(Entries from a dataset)
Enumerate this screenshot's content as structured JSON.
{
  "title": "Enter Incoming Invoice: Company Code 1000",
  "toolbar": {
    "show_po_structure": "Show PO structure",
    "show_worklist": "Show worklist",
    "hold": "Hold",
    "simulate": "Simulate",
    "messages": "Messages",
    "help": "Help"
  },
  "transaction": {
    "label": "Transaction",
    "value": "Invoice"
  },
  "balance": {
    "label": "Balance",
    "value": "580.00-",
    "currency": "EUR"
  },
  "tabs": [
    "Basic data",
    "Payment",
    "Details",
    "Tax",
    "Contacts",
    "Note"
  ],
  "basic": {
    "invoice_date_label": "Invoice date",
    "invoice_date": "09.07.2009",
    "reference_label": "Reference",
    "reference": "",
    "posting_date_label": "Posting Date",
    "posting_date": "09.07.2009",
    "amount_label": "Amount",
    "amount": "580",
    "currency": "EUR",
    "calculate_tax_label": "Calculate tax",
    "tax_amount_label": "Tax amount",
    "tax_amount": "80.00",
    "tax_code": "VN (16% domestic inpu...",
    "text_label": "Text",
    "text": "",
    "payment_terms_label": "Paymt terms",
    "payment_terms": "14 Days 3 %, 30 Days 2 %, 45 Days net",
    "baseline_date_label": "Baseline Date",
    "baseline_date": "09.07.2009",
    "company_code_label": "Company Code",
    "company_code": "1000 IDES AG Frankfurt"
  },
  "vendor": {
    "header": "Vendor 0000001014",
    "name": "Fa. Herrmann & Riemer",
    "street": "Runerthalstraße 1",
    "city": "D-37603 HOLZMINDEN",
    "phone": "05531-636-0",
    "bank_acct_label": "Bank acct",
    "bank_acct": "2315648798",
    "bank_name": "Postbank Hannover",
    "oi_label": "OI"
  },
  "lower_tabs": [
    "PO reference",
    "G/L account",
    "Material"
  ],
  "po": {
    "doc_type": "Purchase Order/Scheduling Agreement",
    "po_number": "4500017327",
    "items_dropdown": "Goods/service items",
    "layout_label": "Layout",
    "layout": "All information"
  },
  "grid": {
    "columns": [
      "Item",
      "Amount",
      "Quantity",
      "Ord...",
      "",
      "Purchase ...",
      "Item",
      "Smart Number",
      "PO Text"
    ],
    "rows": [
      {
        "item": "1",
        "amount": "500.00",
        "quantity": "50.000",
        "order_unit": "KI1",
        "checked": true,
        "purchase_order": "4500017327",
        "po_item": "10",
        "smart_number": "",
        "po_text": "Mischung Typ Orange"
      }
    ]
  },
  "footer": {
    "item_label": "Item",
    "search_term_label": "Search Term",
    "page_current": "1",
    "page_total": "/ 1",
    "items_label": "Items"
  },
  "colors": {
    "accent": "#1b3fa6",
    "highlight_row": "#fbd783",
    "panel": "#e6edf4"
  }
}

Stated goal: Using the data above, reproduce every line exactly.

Written response:
Enumerate this screenshot's content as structured JSON.
{
  "title": "Enter Incoming Invoice: Company Code 1000",
  "toolbar": {
    "show_po_structure": "Show PO structure",
    "show_worklist": "Show worklist",
    "hold": "Hold",
    "simulate": "Simulate",
    "messages": "Messages",
    "help": "Help"
  },
  "transaction": {
    "label": "Transaction",
    "value": "Invoice"
  },
  "balance": {
    "label": "Balance",
    "value": "580.00-",
    "currency": "EUR"
  },
  "tabs": [
    "Basic data",
    "Payment",
    "Details",
    "Tax",
    "Contacts",
    "Note"
  ],
  "basic": {
    "invoice_date_label": "Invoice date",
    "invoice_date": "09.07.2009",
    "reference_label": "Reference",
    "reference": "",
    "posting_date_label": "Posting Date",
    "posting_date": "09.07.2009",
    "amount_label": "Amount",
    "amount": "580",
    "currency": "EUR",
    "calculate_tax_label": "Calculate tax",
    "tax_amount_label": "Tax amount",
    "tax_amount": "80.00",
    "tax_code": "VN (16% domestic inpu...",
    "text_label": "Text",
    "text": "",
    "payment_terms_label": "Paymt terms",
    "payment_terms": "14 Days 3 %, 30 Days 2 %, 45 Days net",
    "baseline_date_label": "Baseline Date",
    "baseline_date": "09.07.2009",
    "company_code_label": "Company Code",
    "company_code": "1000 IDES AG Frankfurt"
  },
  "vendor": {
    "header": "Vendor 0000001014",
    "name": "Fa. Herrmann & Riemer",
    "street": "Runerthalstraße 1",
    "city": "D-37603 HOLZMINDEN",
    "phone": "05531-636-0",
    "bank_acct_label": "Bank acct",
    "bank_acct": "2315648798",
    "bank_name": "Postbank Hannover",
    "oi_label": "OI"
  },
  "lower_tabs": [
    "PO reference",
    "G/L account",
    "Material"
  ],
  "po": {
    "doc_type": "Purchase Order/Scheduling Agreement",
    "po_number": "4500017327",
    "items_dropdown": "Goods/service items",
    "layout_label": "Layout",
    "layout": "All information"
  },
  "grid": {
    "columns": [
      "Item",
      "Amount",
      "Quantity",
      "Ord...",
      "",
      "Purchase ...",
      "Item",
      "Smart Number",
      "PO Text"
    ],
    "rows": [
      {
        "item": "1",
        "amount": "500.00",
        "quantity": "50.000",
        "order_unit": "KI1",
        "checked": true,
        "purchase_order": "4500017327",
        "po_item": "10",
        "smart_number": "",
        "po_text": "Mischung Typ Orange"
      }
    ]
  },
  "footer": {
    "item_label": "Item",
    "search_term_label": "Search Term",
    "page_current": "1",
    "page_total": "/ 1",
    "items_label": "Items"
  },
  "colors": {
    "accent": "#1b3fa6",
    "highlight_row": "#fbd783",
    "panel": "#e6edf4"
  }
}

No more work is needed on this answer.